> Short exercise:
Copy everything in the data below exactly except the pictures.

> Materials provided:
— Start —

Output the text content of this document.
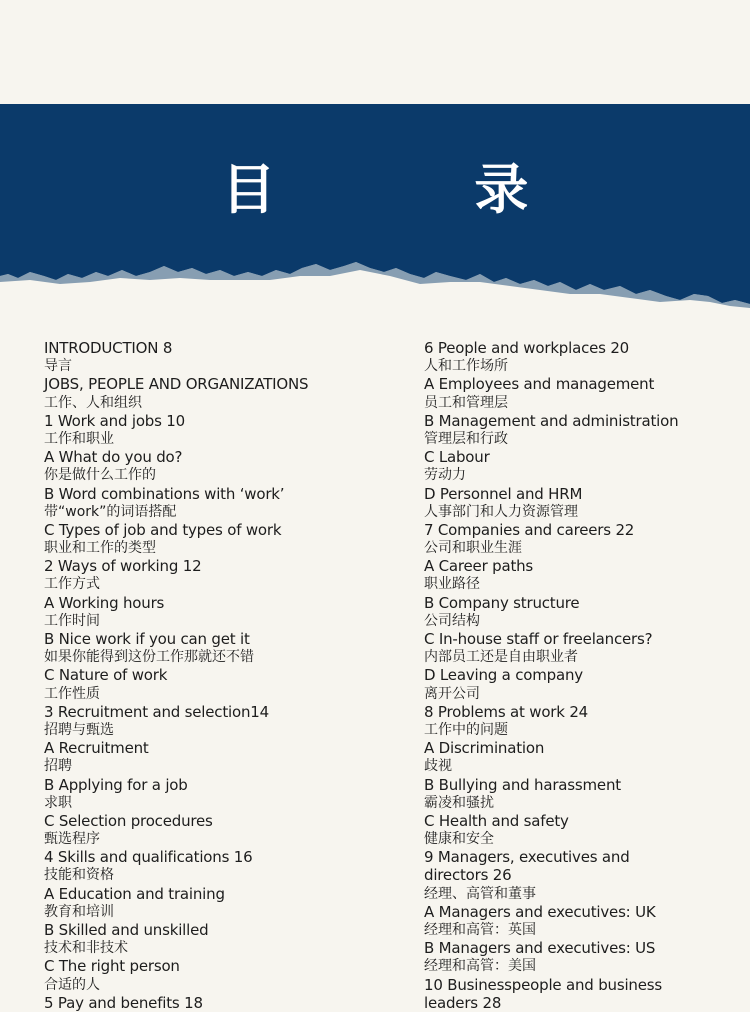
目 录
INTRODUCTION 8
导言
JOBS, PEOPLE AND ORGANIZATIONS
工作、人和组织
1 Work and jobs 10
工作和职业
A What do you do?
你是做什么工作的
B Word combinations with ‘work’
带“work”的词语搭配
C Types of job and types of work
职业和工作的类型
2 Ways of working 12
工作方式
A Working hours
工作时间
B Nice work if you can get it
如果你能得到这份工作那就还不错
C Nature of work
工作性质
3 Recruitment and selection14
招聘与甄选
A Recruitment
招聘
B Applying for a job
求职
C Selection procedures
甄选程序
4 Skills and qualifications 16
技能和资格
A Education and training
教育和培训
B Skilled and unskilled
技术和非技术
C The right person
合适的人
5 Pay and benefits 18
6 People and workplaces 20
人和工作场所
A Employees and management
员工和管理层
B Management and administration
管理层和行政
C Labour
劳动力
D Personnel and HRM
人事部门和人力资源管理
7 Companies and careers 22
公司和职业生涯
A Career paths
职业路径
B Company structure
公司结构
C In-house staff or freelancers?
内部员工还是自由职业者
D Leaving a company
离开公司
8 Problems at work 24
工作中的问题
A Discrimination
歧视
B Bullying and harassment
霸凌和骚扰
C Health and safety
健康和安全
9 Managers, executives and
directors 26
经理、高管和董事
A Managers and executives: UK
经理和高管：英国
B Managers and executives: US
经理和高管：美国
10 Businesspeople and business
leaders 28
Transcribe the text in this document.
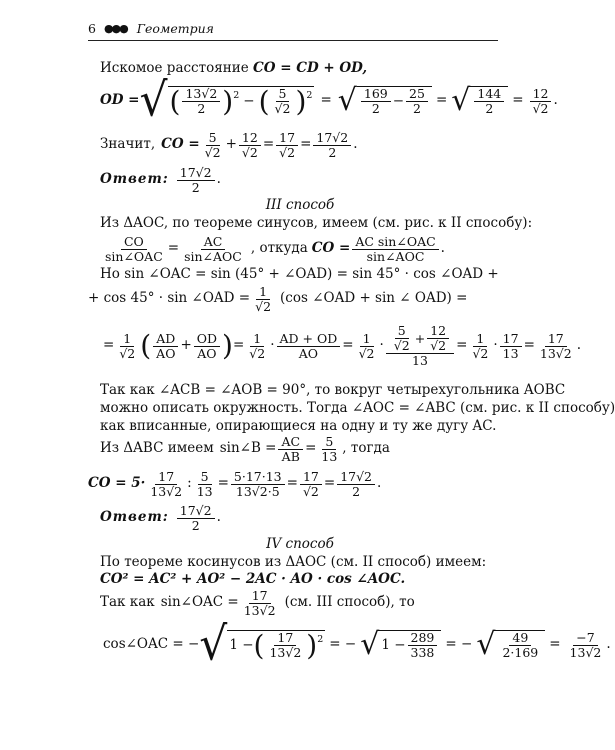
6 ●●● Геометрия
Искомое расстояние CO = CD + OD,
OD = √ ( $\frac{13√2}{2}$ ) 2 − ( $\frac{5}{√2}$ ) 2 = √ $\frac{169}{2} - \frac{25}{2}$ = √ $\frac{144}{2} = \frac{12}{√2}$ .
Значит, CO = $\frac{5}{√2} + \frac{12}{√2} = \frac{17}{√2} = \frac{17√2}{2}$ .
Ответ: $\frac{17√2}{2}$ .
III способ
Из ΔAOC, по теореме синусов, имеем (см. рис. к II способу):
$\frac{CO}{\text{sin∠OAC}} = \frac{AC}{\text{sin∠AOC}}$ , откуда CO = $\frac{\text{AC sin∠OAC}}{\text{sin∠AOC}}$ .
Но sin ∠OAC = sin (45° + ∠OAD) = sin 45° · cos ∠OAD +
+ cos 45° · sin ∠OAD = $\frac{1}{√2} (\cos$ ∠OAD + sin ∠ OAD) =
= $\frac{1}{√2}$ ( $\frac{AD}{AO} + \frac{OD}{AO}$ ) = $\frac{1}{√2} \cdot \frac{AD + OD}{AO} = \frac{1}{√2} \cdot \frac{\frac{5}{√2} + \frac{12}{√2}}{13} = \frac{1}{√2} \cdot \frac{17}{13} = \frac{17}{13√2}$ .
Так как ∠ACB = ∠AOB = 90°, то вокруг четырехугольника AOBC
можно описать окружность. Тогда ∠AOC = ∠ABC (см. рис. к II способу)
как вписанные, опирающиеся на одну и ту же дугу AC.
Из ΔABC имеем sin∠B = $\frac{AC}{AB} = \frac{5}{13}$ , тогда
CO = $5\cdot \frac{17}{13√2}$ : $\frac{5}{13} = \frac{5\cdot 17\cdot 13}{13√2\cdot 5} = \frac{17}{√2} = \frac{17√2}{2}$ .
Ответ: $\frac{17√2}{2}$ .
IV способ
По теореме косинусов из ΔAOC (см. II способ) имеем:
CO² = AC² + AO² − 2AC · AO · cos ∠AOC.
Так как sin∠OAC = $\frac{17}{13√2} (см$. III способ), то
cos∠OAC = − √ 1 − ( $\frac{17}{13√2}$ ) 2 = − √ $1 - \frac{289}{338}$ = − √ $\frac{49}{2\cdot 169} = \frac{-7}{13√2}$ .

— End —

> Task solution:
Output the text content of this document.
目 录
INTRODUCTION 8
导言
JOBS, PEOPLE AND ORGANIZATIONS
工作、人和组织
1 Work and jobs 10
工作和职业
A What do you do?
你是做什么工作的
B Word combinations with ‘work’
带“work”的词语搭配
C Types of job and types of work
职业和工作的类型
2 Ways of working 12
工作方式
A Working hours
工作时间
B Nice work if you can get it
如果你能得到这份工作那就还不错
C Nature of work
工作性质
3 Recruitment and selection14
招聘与甄选
A Recruitment
招聘
B Applying for a job
求职
C Selection procedures
甄选程序
4 Skills and qualifications 16
技能和资格
A Education and training
教育和培训
B Skilled and unskilled
技术和非技术
C The right person
合适的人
5 Pay and benefits 18
6 People and workplaces 20
人和工作场所
A Employees and management
员工和管理层
B Management and administration
管理层和行政
C Labour
劳动力
D Personnel and HRM
人事部门和人力资源管理
7 Companies and careers 22
公司和职业生涯
A Career paths
职业路径
B Company structure
公司结构
C In-house staff or freelancers?
内部员工还是自由职业者
D Leaving a company
离开公司
8 Problems at work 24
工作中的问题
A Discrimination
歧视
B Bullying and harassment
霸凌和骚扰
C Health and safety
健康和安全
9 Managers, executives and
directors 26
经理、高管和董事
A Managers and executives: UK
经理和高管：英国
B Managers and executives: US
经理和高管：美国
10 Businesspeople and business
leaders 28
Transcribe the text in this document.
6 ●●● Геометрия
Искомое расстояние CO = CD + OD,
OD = √ ( $\frac{13√2}{2}$ ) 2 − ( $\frac{5}{√2}$ ) 2 = √ $\frac{169}{2} - \frac{25}{2}$ = √ $\frac{144}{2} = \frac{12}{√2}$ .
Значит, CO = $\frac{5}{√2} + \frac{12}{√2} = \frac{17}{√2} = \frac{17√2}{2}$ .
Ответ: $\frac{17√2}{2}$ .
III способ
Из ΔAOC, по теореме синусов, имеем (см. рис. к II способу):
$\frac{CO}{\text{sin∠OAC}} = \frac{AC}{\text{sin∠AOC}}$ , откуда CO = $\frac{\text{AC sin∠OAC}}{\text{sin∠AOC}}$ .
Но sin ∠OAC = sin (45° + ∠OAD) = sin 45° · cos ∠OAD +
+ cos 45° · sin ∠OAD = $\frac{1}{√2} (\cos$ ∠OAD + sin ∠ OAD) =
= $\frac{1}{√2}$ ( $\frac{AD}{AO} + \frac{OD}{AO}$ ) = $\frac{1}{√2} \cdot \frac{AD + OD}{AO} = \frac{1}{√2} \cdot \frac{\frac{5}{√2} + \frac{12}{√2}}{13} = \frac{1}{√2} \cdot \frac{17}{13} = \frac{17}{13√2}$ .
Так как ∠ACB = ∠AOB = 90°, то вокруг четырехугольника AOBC
можно описать окружность. Тогда ∠AOC = ∠ABC (см. рис. к II способу)
как вписанные, опирающиеся на одну и ту же дугу AC.
Из ΔABC имеем sin∠B = $\frac{AC}{AB} = \frac{5}{13}$ , тогда
CO = $5\cdot \frac{17}{13√2}$ : $\frac{5}{13} = \frac{5\cdot 17\cdot 13}{13√2\cdot 5} = \frac{17}{√2} = \frac{17√2}{2}$ .
Ответ: $\frac{17√2}{2}$ .
IV способ
По теореме косинусов из ΔAOC (см. II способ) имеем:
CO² = AC² + AO² − 2AC · AO · cos ∠AOC.
Так как sin∠OAC = $\frac{17}{13√2} (см$. III способ), то
cos∠OAC = − √ 1 − ( $\frac{17}{13√2}$ ) 2 = − √ $1 - \frac{289}{338}$ = − √ $\frac{49}{2\cdot 169} = \frac{-7}{13√2}$ .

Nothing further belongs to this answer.